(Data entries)
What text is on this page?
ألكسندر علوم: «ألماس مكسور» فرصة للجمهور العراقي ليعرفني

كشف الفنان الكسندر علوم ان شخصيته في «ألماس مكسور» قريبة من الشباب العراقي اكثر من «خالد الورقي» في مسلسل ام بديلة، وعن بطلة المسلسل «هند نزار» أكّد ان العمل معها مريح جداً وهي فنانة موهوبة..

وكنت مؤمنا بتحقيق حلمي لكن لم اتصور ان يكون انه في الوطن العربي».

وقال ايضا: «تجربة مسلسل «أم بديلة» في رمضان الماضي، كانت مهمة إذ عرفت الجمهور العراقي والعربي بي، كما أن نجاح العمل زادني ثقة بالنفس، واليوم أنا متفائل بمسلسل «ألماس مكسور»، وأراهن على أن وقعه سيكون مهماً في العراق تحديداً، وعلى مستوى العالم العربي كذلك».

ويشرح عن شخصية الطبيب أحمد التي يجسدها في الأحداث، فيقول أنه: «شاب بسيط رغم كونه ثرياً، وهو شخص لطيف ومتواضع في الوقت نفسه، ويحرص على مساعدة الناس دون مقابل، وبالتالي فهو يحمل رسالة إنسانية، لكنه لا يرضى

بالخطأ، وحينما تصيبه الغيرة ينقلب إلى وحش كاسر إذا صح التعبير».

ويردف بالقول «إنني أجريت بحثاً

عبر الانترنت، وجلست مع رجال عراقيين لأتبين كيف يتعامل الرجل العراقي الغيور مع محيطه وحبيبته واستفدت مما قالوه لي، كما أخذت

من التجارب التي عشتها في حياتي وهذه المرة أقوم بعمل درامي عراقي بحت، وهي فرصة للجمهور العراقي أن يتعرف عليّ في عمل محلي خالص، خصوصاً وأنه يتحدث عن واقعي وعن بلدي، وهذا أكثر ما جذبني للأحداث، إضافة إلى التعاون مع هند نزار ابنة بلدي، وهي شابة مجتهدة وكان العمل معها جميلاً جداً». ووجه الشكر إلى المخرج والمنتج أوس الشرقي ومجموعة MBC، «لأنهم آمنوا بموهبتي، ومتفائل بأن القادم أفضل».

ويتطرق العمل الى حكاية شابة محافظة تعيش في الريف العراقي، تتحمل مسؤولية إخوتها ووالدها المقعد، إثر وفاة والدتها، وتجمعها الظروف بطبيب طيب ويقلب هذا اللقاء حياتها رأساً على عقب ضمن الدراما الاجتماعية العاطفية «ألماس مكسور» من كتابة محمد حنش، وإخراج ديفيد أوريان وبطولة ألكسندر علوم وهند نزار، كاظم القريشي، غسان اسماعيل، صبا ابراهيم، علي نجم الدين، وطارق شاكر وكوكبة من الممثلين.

# [GIVEN PROBLEM]
Lines in the records that hold the word "العربي" are to be counted; give only the total.

# [COMPLETED EXERCISE]
2